• What you will do
Count how many lines of the data below contain the string "stop"; the reply should be that number alone.

• Data in this exercise
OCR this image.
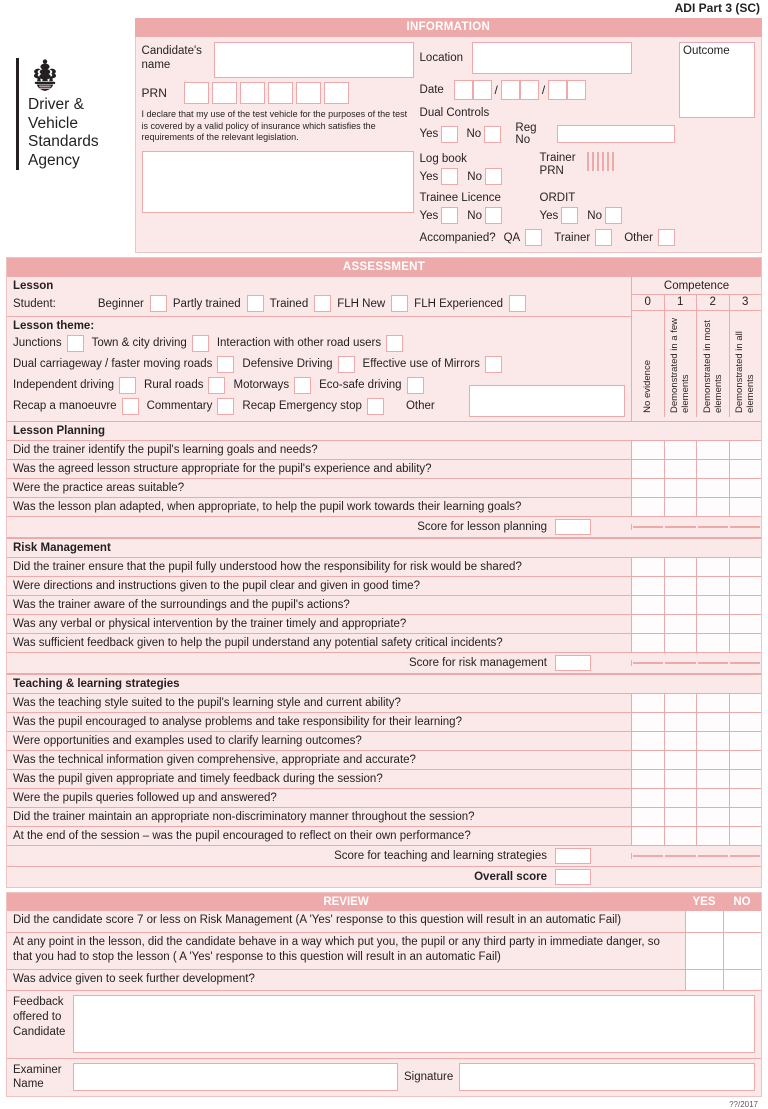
ADI Part 3 (SC)
Driver & Vehicle
Standards
Agency
INFORMATION
Candidate's name
PRN
I declare that my use of the test vehicle for the purposes of the test is covered by a valid policy of insurance which satisfies the requirements of the relevant legislation.
Location
Date	/	/
Dual Controls
Yes No	Reg No
Log book
Yes	No
Trainer PRN
Trainee Licence
Yes	No
ORDIT
Yes	No
Accompanied? QA	Trainer	Other
Outcome
ASSESSMENT
Lesson
Student:	Beginner	Partly trained	Trained	FLH New	FLH Experienced
Lesson theme:
Junctions	Town & city driving	Interaction with other road users
Dual carriageway / faster moving roads	Defensive Driving	Effective use of Mirrors
Independent driving	Rural roads	Motorways	Eco-safe driving
Recap a manoeuvre	Commentary	Recap Emergency stop	Other
Competence
0	1	2	3
No evidence Demonstrated in a few elements Demonstrated in most elements Demonstrated in all elements
Lesson Planning
Did the trainer identify the pupil's learning goals and needs?
Was the agreed lesson structure appropriate for the pupil's experience and ability?
Were the practice areas suitable?
Was the lesson plan adapted, when appropriate, to help the pupil work towards their learning goals?
Score for lesson planning
Risk Management
Did the trainer ensure that the pupil fully understood how the responsibility for risk would be shared?
Were directions and instructions given to the pupil clear and given in good time?
Was the trainer aware of the surroundings and the pupil's actions?
Was any verbal or physical intervention by the trainer timely and appropriate?
Was sufficient feedback given to help the pupil understand any potential safety critical incidents?
Score for risk management
Teaching & learning strategies
Was the teaching style suited to the pupil's learning style and current ability?
Was the pupil encouraged to analyse problems and take responsibility for their learning?
Were opportunities and examples used to clarify learning outcomes?
Was the technical information given comprehensive, appropriate and accurate?
Was the pupil given appropriate and timely feedback during the session?
Were the pupils queries followed up and answered?
Did the trainer maintain an appropriate non-discriminatory manner throughout the session?
At the end of the session – was the pupil encouraged to reflect on their own performance?
Score for teaching and learning strategies
Overall score
REVIEW	YES	NO
Did the candidate score 7 or less on Risk Management (A 'Yes' response to this question will result in an automatic Fail)
At any point in the lesson, did the candidate behave in a way which put you, the pupil or any third party in immediate danger, so that you had to stop the lesson ( A 'Yes' response to this question will result in an automatic Fail)
Was advice given to seek further development?
Feedback offered to Candidate
Examiner Name
Signature
??/2017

• Response to the exercise
2